SHORT TASK =
Take every line that has the string "squared" and copy it out.

******************************

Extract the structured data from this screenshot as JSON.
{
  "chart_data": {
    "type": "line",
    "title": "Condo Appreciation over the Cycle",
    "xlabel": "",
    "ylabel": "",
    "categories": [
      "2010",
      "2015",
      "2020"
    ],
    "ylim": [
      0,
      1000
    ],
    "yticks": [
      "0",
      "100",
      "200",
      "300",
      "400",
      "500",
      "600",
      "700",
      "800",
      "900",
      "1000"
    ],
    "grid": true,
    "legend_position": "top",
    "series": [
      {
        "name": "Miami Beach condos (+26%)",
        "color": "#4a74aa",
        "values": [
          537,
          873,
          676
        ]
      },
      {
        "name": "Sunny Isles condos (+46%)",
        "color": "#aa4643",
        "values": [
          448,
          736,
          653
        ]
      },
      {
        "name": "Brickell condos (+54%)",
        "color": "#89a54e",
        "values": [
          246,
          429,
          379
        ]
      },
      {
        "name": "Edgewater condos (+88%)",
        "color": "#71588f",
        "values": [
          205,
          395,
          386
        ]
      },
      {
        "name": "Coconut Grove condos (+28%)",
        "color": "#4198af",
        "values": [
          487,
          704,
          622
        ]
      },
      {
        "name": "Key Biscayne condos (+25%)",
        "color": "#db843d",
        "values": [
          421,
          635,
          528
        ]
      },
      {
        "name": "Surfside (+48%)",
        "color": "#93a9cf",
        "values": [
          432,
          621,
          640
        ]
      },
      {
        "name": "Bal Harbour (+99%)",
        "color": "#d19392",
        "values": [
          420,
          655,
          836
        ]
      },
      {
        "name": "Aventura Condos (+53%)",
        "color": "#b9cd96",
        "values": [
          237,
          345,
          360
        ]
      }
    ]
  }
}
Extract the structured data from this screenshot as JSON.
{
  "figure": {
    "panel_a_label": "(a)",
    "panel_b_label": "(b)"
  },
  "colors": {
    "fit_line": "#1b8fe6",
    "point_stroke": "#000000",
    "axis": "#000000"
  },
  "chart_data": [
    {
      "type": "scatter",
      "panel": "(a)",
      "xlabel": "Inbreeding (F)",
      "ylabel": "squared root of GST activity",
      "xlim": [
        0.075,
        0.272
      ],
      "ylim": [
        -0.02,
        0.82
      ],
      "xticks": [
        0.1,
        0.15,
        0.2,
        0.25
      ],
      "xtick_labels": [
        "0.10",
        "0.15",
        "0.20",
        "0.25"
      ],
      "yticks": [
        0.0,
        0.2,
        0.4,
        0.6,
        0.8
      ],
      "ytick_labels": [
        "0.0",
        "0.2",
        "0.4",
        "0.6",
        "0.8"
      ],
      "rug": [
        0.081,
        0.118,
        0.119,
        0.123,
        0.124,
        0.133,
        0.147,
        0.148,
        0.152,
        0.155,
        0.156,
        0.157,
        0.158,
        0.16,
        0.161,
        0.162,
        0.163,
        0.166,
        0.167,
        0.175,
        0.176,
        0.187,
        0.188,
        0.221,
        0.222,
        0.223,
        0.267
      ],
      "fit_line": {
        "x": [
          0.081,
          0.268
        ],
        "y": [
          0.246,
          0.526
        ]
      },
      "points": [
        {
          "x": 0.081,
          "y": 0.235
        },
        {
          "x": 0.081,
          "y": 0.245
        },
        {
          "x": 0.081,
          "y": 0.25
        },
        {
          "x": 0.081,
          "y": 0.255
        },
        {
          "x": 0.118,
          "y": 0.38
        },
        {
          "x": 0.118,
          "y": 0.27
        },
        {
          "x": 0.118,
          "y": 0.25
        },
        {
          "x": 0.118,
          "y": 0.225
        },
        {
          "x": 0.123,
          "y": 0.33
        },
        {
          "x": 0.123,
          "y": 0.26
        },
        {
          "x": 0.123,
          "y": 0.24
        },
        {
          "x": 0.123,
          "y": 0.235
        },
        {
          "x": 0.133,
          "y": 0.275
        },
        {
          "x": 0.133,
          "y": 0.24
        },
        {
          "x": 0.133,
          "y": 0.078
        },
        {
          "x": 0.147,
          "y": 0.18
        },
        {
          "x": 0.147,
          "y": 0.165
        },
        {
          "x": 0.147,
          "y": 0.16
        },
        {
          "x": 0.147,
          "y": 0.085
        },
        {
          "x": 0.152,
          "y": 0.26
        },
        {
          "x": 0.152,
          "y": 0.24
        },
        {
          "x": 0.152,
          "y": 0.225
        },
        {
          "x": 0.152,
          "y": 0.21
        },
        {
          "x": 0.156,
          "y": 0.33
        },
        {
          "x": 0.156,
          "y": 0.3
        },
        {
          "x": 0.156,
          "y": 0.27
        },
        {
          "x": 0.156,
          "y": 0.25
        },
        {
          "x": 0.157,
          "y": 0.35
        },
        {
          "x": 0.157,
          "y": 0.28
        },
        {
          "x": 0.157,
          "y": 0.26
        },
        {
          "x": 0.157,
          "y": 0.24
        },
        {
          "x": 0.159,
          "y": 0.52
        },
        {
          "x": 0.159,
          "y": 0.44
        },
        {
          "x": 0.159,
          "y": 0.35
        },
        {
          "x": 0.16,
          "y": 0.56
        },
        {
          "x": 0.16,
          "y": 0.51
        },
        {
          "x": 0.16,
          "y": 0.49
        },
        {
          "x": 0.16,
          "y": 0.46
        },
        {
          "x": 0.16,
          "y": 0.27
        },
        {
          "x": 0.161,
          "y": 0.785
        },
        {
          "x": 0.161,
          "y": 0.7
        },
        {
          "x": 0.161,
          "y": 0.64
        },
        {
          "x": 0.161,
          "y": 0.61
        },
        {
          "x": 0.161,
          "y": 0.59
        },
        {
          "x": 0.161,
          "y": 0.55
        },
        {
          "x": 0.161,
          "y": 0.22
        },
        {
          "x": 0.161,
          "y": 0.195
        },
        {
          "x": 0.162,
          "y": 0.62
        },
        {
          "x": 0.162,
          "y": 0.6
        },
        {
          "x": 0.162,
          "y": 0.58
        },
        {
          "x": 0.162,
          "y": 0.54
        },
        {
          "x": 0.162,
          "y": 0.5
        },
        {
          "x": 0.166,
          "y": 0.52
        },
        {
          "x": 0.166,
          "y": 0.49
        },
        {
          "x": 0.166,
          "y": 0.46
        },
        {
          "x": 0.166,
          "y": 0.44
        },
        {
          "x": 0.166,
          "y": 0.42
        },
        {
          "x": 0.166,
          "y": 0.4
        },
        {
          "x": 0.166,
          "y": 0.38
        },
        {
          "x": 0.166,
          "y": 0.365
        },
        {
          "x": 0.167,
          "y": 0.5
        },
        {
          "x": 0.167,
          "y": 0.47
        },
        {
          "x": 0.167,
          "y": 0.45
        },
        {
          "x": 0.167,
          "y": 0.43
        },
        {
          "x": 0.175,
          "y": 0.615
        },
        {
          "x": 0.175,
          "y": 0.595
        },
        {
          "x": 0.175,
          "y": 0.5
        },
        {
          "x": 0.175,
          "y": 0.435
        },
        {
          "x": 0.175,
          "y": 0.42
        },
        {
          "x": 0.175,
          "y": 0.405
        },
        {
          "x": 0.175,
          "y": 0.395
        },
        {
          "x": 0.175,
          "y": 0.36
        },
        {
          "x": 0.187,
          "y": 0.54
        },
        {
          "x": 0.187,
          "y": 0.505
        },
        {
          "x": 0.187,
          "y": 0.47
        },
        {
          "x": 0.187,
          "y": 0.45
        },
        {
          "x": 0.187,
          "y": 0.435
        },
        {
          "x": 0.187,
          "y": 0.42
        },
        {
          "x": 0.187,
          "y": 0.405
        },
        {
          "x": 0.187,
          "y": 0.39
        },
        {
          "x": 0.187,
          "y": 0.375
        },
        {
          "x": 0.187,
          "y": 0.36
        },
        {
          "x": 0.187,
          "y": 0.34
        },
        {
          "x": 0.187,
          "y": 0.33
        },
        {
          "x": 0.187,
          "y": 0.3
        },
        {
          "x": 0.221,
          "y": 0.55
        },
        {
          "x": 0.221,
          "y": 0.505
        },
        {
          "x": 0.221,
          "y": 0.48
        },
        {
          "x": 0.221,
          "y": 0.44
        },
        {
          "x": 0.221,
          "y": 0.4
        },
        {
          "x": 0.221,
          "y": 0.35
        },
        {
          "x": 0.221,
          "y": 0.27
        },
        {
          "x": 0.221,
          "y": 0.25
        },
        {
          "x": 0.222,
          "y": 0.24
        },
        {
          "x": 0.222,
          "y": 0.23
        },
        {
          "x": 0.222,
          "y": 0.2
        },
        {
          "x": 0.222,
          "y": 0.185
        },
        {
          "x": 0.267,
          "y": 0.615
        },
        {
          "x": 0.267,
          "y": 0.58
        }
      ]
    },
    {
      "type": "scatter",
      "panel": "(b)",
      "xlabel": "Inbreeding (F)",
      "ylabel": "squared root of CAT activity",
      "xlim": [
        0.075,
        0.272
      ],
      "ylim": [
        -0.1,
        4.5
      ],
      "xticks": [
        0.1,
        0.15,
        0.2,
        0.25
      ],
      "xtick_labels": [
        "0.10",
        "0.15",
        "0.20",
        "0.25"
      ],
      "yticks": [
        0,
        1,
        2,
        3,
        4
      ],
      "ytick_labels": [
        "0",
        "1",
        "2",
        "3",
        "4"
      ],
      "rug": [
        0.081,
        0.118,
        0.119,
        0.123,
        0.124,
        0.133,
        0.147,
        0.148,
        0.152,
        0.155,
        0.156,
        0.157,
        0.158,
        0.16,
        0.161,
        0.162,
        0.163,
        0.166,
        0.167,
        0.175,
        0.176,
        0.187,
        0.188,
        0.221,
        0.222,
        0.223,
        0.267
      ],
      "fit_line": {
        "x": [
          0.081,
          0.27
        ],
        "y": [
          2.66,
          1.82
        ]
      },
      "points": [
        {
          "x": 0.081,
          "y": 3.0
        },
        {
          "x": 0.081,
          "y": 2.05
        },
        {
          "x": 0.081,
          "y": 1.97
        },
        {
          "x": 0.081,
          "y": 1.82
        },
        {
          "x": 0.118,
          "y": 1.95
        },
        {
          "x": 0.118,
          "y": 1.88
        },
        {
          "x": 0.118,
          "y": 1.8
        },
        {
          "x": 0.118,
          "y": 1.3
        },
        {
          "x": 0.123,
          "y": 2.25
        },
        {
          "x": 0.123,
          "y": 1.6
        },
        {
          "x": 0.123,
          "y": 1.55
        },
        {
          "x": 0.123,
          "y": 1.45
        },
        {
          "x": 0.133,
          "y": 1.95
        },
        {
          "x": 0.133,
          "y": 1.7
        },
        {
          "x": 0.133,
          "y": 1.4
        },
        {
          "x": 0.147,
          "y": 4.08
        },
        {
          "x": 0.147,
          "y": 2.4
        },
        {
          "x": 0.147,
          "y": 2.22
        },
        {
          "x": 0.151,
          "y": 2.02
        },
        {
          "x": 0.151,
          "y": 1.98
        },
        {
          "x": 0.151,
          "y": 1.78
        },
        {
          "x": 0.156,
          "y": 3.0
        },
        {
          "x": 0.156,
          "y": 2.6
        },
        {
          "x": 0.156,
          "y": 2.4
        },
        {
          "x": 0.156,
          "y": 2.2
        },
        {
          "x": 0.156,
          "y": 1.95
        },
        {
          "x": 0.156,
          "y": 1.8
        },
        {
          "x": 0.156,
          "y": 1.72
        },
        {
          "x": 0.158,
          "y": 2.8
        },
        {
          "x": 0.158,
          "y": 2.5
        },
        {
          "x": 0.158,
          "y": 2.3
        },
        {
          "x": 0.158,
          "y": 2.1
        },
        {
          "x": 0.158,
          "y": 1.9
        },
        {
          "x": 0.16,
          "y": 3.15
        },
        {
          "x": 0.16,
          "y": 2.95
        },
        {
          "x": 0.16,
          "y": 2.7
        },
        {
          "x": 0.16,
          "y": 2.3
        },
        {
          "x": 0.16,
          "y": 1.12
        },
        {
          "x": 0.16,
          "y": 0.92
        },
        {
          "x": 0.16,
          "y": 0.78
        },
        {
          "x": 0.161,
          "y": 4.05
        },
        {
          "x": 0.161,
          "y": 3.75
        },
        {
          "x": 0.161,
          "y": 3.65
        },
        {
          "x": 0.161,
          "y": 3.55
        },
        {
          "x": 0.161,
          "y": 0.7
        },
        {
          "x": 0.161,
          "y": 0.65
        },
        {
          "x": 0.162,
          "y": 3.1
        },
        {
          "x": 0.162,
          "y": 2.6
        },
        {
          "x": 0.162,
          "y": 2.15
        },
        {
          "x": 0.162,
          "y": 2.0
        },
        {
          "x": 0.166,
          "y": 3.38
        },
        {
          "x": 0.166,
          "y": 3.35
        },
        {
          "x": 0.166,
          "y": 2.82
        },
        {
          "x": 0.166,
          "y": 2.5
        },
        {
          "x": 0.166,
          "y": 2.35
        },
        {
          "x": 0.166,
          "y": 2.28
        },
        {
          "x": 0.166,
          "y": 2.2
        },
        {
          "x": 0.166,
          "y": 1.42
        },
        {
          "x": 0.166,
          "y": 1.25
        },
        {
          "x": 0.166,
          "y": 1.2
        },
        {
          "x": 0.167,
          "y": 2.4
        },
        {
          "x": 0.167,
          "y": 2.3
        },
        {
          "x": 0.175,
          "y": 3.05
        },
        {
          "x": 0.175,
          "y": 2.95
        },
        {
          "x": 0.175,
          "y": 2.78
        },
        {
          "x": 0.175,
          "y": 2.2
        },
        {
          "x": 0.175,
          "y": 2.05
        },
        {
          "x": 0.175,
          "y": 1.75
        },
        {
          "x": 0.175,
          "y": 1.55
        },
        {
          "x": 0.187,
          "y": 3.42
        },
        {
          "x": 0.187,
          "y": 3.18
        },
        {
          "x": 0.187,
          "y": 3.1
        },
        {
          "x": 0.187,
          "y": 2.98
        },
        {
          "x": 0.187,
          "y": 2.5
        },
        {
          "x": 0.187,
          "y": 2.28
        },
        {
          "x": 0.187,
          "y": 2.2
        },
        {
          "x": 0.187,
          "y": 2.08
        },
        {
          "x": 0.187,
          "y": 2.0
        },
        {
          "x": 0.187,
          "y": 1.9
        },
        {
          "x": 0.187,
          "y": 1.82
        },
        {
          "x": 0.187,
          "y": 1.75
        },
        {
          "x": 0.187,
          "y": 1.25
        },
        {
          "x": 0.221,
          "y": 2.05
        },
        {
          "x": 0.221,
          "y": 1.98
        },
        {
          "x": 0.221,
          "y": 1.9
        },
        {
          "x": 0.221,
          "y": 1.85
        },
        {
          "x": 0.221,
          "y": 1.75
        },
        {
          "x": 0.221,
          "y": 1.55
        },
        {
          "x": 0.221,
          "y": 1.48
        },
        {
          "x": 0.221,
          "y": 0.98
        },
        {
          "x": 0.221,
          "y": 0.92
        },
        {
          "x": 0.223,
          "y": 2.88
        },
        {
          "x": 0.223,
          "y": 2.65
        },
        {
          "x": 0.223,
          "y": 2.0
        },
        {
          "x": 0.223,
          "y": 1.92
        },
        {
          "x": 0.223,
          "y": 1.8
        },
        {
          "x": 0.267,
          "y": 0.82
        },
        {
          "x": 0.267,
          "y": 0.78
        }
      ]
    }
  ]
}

******************************

FINAL RESULT =
      "ylabel": "squared root of GST activity",
      "ylabel": "squared root of CAT activity",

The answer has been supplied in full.